_What you should do_. Make an exact copy of the records, with the images left out.

[BEGIN]

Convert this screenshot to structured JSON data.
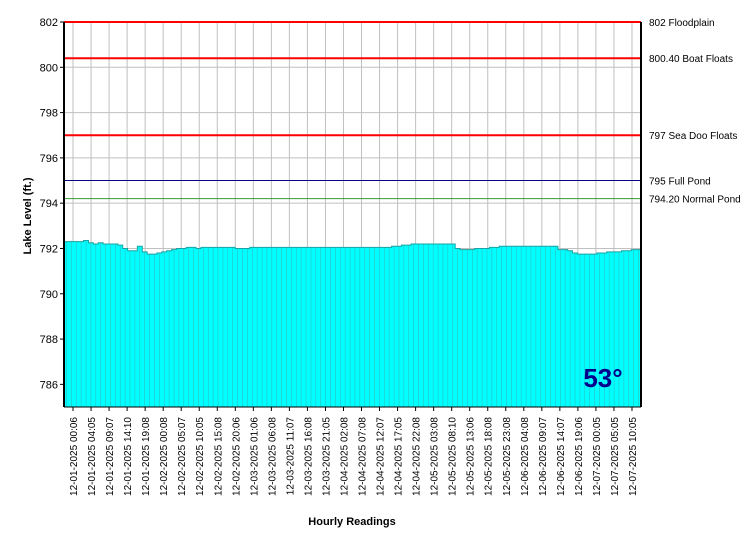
{
  "chart_data": {
    "type": "area",
    "ylabel": "Lake Level (ft.)",
    "xlabel": "Hourly Readings",
    "ylim": [
      785,
      802
    ],
    "y_ticks": [
      786,
      788,
      790,
      792,
      794,
      796,
      798,
      800,
      802
    ],
    "grid": true,
    "fill_color": "#00ffff",
    "x_tick_labels": [
      "12-01-2025 00:06",
      "12-01-2025 04:05",
      "12-01-2025 09:07",
      "12-01-2025 14:10",
      "12-01-2025 19:08",
      "12-02-2025 00:08",
      "12-02-2025 05:07",
      "12-02-2025 10:05",
      "12-02-2025 15:08",
      "12-02-2025 20:06",
      "12-03-2025 01:06",
      "12-03-2025 06:08",
      "12-03-2025 11:07",
      "12-03-2025 16:08",
      "12-03-2025 21:05",
      "12-04-2025 02:08",
      "12-04-2025 07:08",
      "12-04-2025 12:07",
      "12-04-2025 17:05",
      "12-04-2025 22:08",
      "12-05-2025 03:08",
      "12-05-2025 08:10",
      "12-05-2025 13:06",
      "12-05-2025 18:08",
      "12-05-2025 23:08",
      "12-06-2025 04:08",
      "12-06-2025 09:07",
      "12-06-2025 14:07",
      "12-06-2025 19:06",
      "12-07-2025 00:05",
      "12-07-2025 05:05",
      "12-07-2025 10:05"
    ],
    "series": [
      {
        "values": [
          792.3,
          792.3,
          792.3,
          792.3,
          792.35,
          792.25,
          792.2,
          792.25,
          792.2,
          792.2,
          792.2,
          792.15,
          792.0,
          791.9,
          791.9,
          792.1,
          791.85,
          791.75,
          791.75,
          791.8,
          791.85,
          791.9,
          791.95,
          792.0,
          792.0,
          792.05,
          792.05,
          792.0,
          792.05,
          792.05,
          792.05,
          792.05,
          792.05,
          792.05,
          792.05,
          792.0,
          792.0,
          792.0,
          792.05,
          792.05,
          792.05,
          792.05,
          792.05,
          792.05,
          792.05,
          792.05,
          792.05,
          792.05,
          792.05,
          792.05,
          792.05,
          792.05,
          792.05,
          792.05,
          792.05,
          792.05,
          792.05,
          792.05,
          792.05,
          792.05,
          792.05,
          792.05,
          792.05,
          792.05,
          792.05,
          792.05,
          792.05,
          792.1,
          792.1,
          792.15,
          792.15,
          792.2,
          792.2,
          792.2,
          792.2,
          792.2,
          792.2,
          792.2,
          792.2,
          792.2,
          792.0,
          791.95,
          791.95,
          791.95,
          792.0,
          792.0,
          792.0,
          792.05,
          792.05,
          792.1,
          792.1,
          792.1,
          792.1,
          792.1,
          792.1,
          792.1,
          792.1,
          792.1,
          792.1,
          792.1,
          792.1,
          791.95,
          791.95,
          791.9,
          791.8,
          791.75,
          791.75,
          791.75,
          791.75,
          791.8,
          791.8,
          791.85,
          791.85,
          791.85,
          791.9,
          791.9,
          791.95,
          791.95
        ]
      }
    ],
    "reference_lines": [
      {
        "value": 802,
        "label": "802 Floodplain",
        "color": "#ff0000"
      },
      {
        "value": 800.4,
        "label": "800.40 Boat Floats",
        "color": "#ff0000"
      },
      {
        "value": 797,
        "label": "797 Sea Doo Floats",
        "color": "#ff0000"
      },
      {
        "value": 795,
        "label": "795 Full Pond",
        "color": "#000080"
      },
      {
        "value": 794.2,
        "label": "794.20 Normal Pond",
        "color": "#339933"
      }
    ],
    "temperature_badge": {
      "text": "53°",
      "color": "#00008b"
    }
  }
}
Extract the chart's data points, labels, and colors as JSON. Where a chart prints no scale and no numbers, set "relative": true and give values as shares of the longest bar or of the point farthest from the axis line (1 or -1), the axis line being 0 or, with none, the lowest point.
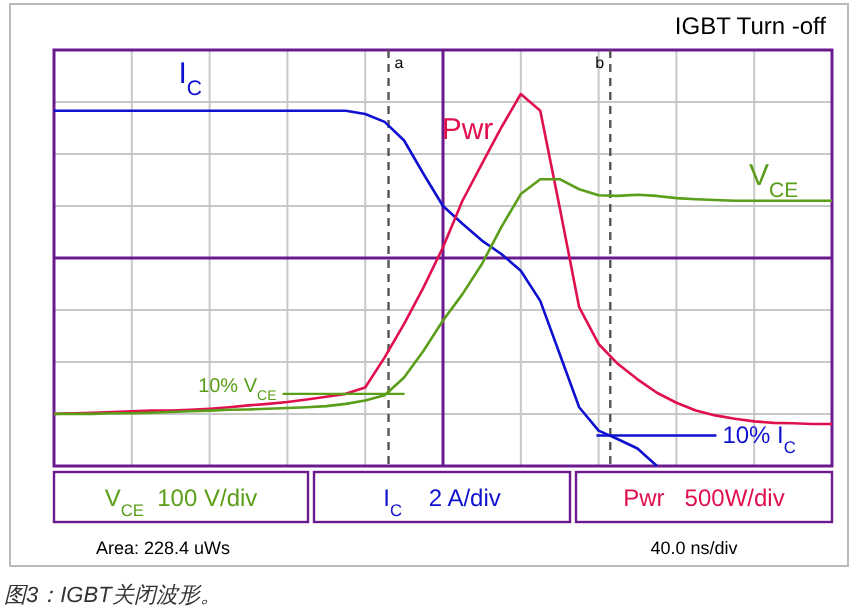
{
  "chart_data": {
    "type": "line",
    "title": "IGBT Turn -off",
    "relative": true,
    "grid": true,
    "legend": false,
    "categories": [
      null,
      null,
      null,
      null,
      null,
      null,
      null,
      null,
      null,
      null,
      null,
      null,
      null,
      null,
      null,
      null,
      null,
      null,
      null,
      null,
      null,
      null,
      null,
      null,
      null,
      null,
      null,
      null,
      null,
      null,
      null,
      null,
      null,
      null,
      null,
      null,
      null,
      null,
      null,
      null,
      null
    ],
    "series": [
      {
        "name": "I$_{C}$",
        "color": "#1010d0",
        "values": [
          0.955,
          0.955,
          0.955,
          0.955,
          0.955,
          0.955,
          0.955,
          0.955,
          0.955,
          0.955,
          0.955,
          0.955,
          0.955,
          0.955,
          0.955,
          0.955,
          0.946,
          0.925,
          0.875,
          0.785,
          0.699,
          0.651,
          0.606,
          0.57,
          0.525,
          0.444,
          0.301,
          0.158,
          0.095,
          0.072,
          0.047,
          0,
          null,
          null,
          null,
          null,
          null,
          null,
          null,
          null,
          null
        ]
      },
      {
        "name": "Pwr",
        "color": "#e0104f",
        "values": [
          0.14,
          0.142,
          0.143,
          0.145,
          0.147,
          0.149,
          0.149,
          0.151,
          0.154,
          0.158,
          0.163,
          0.167,
          0.172,
          0.179,
          0.186,
          0.194,
          0.211,
          0.292,
          0.382,
          0.48,
          0.588,
          0.713,
          0.812,
          0.91,
          1.0,
          0.955,
          0.695,
          0.427,
          0.328,
          0.274,
          0.233,
          0.197,
          0.17,
          0.149,
          0.136,
          0.127,
          0.12,
          0.116,
          0.115,
          0.113,
          0.113
        ]
      },
      {
        "name": "V$_{CE}$",
        "color": "#5a9e1a",
        "values": [
          0.14,
          0.14,
          0.14,
          0.142,
          0.142,
          0.143,
          0.145,
          0.147,
          0.149,
          0.151,
          0.152,
          0.154,
          0.156,
          0.158,
          0.161,
          0.167,
          0.176,
          0.19,
          0.238,
          0.31,
          0.391,
          0.462,
          0.543,
          0.642,
          0.731,
          0.771,
          0.771,
          0.744,
          0.728,
          0.726,
          0.729,
          0.726,
          0.72,
          0.717,
          0.715,
          0.713,
          0.713,
          0.713,
          0.713,
          0.713,
          0.713
        ]
      }
    ],
    "ref_lines": [
      {
        "axis": "y",
        "value": 0.559,
        "color": "#6a1a8e",
        "line_style": "solid"
      }
    ],
    "annotations": [
      "10% V$_{CE}$",
      "10% I$_{C}$",
      "V$_{CE}$  100 V/div",
      "I$_{C}$    2 A/div",
      "Pwr   500W/div",
      "Area:  228.4 uWs",
      "40.0 ns/div",
      "图3：IGBT关闭波形。",
      "a",
      "b"
    ]
  }
}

[END]

_Response to this task_.
Convert this screenshot to structured JSON data.
{
  "chart_data": {
    "type": "area",
    "ylabel": "Lake Level (ft.)",
    "xlabel": "Hourly Readings",
    "ylim": [
      785,
      802
    ],
    "y_ticks": [
      786,
      788,
      790,
      792,
      794,
      796,
      798,
      800,
      802
    ],
    "grid": true,
    "fill_color": "#00ffff",
    "x_tick_labels": [
      "12-01-2025 00:06",
      "12-01-2025 04:05",
      "12-01-2025 09:07",
      "12-01-2025 14:10",
      "12-01-2025 19:08",
      "12-02-2025 00:08",
      "12-02-2025 05:07",
      "12-02-2025 10:05",
      "12-02-2025 15:08",
      "12-02-2025 20:06",
      "12-03-2025 01:06",
      "12-03-2025 06:08",
      "12-03-2025 11:07",
      "12-03-2025 16:08",
      "12-03-2025 21:05",
      "12-04-2025 02:08",
      "12-04-2025 07:08",
      "12-04-2025 12:07",
      "12-04-2025 17:05",
      "12-04-2025 22:08",
      "12-05-2025 03:08",
      "12-05-2025 08:10",
      "12-05-2025 13:06",
      "12-05-2025 18:08",
      "12-05-2025 23:08",
      "12-06-2025 04:08",
      "12-06-2025 09:07",
      "12-06-2025 14:07",
      "12-06-2025 19:06",
      "12-07-2025 00:05",
      "12-07-2025 05:05",
      "12-07-2025 10:05"
    ],
    "series": [
      {
        "values": [
          792.3,
          792.3,
          792.3,
          792.3,
          792.35,
          792.25,
          792.2,
          792.25,
          792.2,
          792.2,
          792.2,
          792.15,
          792.0,
          791.9,
          791.9,
          792.1,
          791.85,
          791.75,
          791.75,
          791.8,
          791.85,
          791.9,
          791.95,
          792.0,
          792.0,
          792.05,
          792.05,
          792.0,
          792.05,
          792.05,
          792.05,
          792.05,
          792.05,
          792.05,
          792.05,
          792.0,
          792.0,
          792.0,
          792.05,
          792.05,
          792.05,
          792.05,
          792.05,
          792.05,
          792.05,
          792.05,
          792.05,
          792.05,
          792.05,
          792.05,
          792.05,
          792.05,
          792.05,
          792.05,
          792.05,
          792.05,
          792.05,
          792.05,
          792.05,
          792.05,
          792.05,
          792.05,
          792.05,
          792.05,
          792.05,
          792.05,
          792.05,
          792.1,
          792.1,
          792.15,
          792.15,
          792.2,
          792.2,
          792.2,
          792.2,
          792.2,
          792.2,
          792.2,
          792.2,
          792.2,
          792.0,
          791.95,
          791.95,
          791.95,
          792.0,
          792.0,
          792.0,
          792.05,
          792.05,
          792.1,
          792.1,
          792.1,
          792.1,
          792.1,
          792.1,
          792.1,
          792.1,
          792.1,
          792.1,
          792.1,
          792.1,
          791.95,
          791.95,
          791.9,
          791.8,
          791.75,
          791.75,
          791.75,
          791.75,
          791.8,
          791.8,
          791.85,
          791.85,
          791.85,
          791.9,
          791.9,
          791.95,
          791.95
        ]
      }
    ],
    "reference_lines": [
      {
        "value": 802,
        "label": "802 Floodplain",
        "color": "#ff0000"
      },
      {
        "value": 800.4,
        "label": "800.40 Boat Floats",
        "color": "#ff0000"
      },
      {
        "value": 797,
        "label": "797 Sea Doo Floats",
        "color": "#ff0000"
      },
      {
        "value": 795,
        "label": "795 Full Pond",
        "color": "#000080"
      },
      {
        "value": 794.2,
        "label": "794.20 Normal Pond",
        "color": "#339933"
      }
    ],
    "temperature_badge": {
      "text": "53°",
      "color": "#00008b"
    }
  }
}
Extract the chart's data points, labels, and colors as JSON. Where a chart prints no scale and no numbers, set "relative": true and give values as shares of the longest bar or of the point farthest from the axis line (1 or -1), the axis line being 0 or, with none, the lowest point.
{
  "chart_data": {
    "type": "line",
    "title": "IGBT Turn -off",
    "relative": true,
    "grid": true,
    "legend": false,
    "categories": [
      null,
      null,
      null,
      null,
      null,
      null,
      null,
      null,
      null,
      null,
      null,
      null,
      null,
      null,
      null,
      null,
      null,
      null,
      null,
      null,
      null,
      null,
      null,
      null,
      null,
      null,
      null,
      null,
      null,
      null,
      null,
      null,
      null,
      null,
      null,
      null,
      null,
      null,
      null,
      null,
      null
    ],
    "series": [
      {
        "name": "I$_{C}$",
        "color": "#1010d0",
        "values": [
          0.955,
          0.955,
          0.955,
          0.955,
          0.955,
          0.955,
          0.955,
          0.955,
          0.955,
          0.955,
          0.955,
          0.955,
          0.955,
          0.955,
          0.955,
          0.955,
          0.946,
          0.925,
          0.875,
          0.785,
          0.699,
          0.651,
          0.606,
          0.57,
          0.525,
          0.444,
          0.301,
          0.158,
          0.095,
          0.072,
          0.047,
          0,
          null,
          null,
          null,
          null,
          null,
          null,
          null,
          null,
          null
        ]
      },
      {
        "name": "Pwr",
        "color": "#e0104f",
        "values": [
          0.14,
          0.142,
          0.143,
          0.145,
          0.147,
          0.149,
          0.149,
          0.151,
          0.154,
          0.158,
          0.163,
          0.167,
          0.172,
          0.179,
          0.186,
          0.194,
          0.211,
          0.292,
          0.382,
          0.48,
          0.588,
          0.713,
          0.812,
          0.91,
          1.0,
          0.955,
          0.695,
          0.427,
          0.328,
          0.274,
          0.233,
          0.197,
          0.17,
          0.149,
          0.136,
          0.127,
          0.12,
          0.116,
          0.115,
          0.113,
          0.113
        ]
      },
      {
        "name": "V$_{CE}$",
        "color": "#5a9e1a",
        "values": [
          0.14,
          0.14,
          0.14,
          0.142,
          0.142,
          0.143,
          0.145,
          0.147,
          0.149,
          0.151,
          0.152,
          0.154,
          0.156,
          0.158,
          0.161,
          0.167,
          0.176,
          0.19,
          0.238,
          0.31,
          0.391,
          0.462,
          0.543,
          0.642,
          0.731,
          0.771,
          0.771,
          0.744,
          0.728,
          0.726,
          0.729,
          0.726,
          0.72,
          0.717,
          0.715,
          0.713,
          0.713,
          0.713,
          0.713,
          0.713,
          0.713
        ]
      }
    ],
    "ref_lines": [
      {
        "axis": "y",
        "value": 0.559,
        "color": "#6a1a8e",
        "line_style": "solid"
      }
    ],
    "annotations": [
      "10% V$_{CE}$",
      "10% I$_{C}$",
      "V$_{CE}$  100 V/div",
      "I$_{C}$    2 A/div",
      "Pwr   500W/div",
      "Area:  228.4 uWs",
      "40.0 ns/div",
      "图3：IGBT关闭波形。",
      "a",
      "b"
    ]
  }
}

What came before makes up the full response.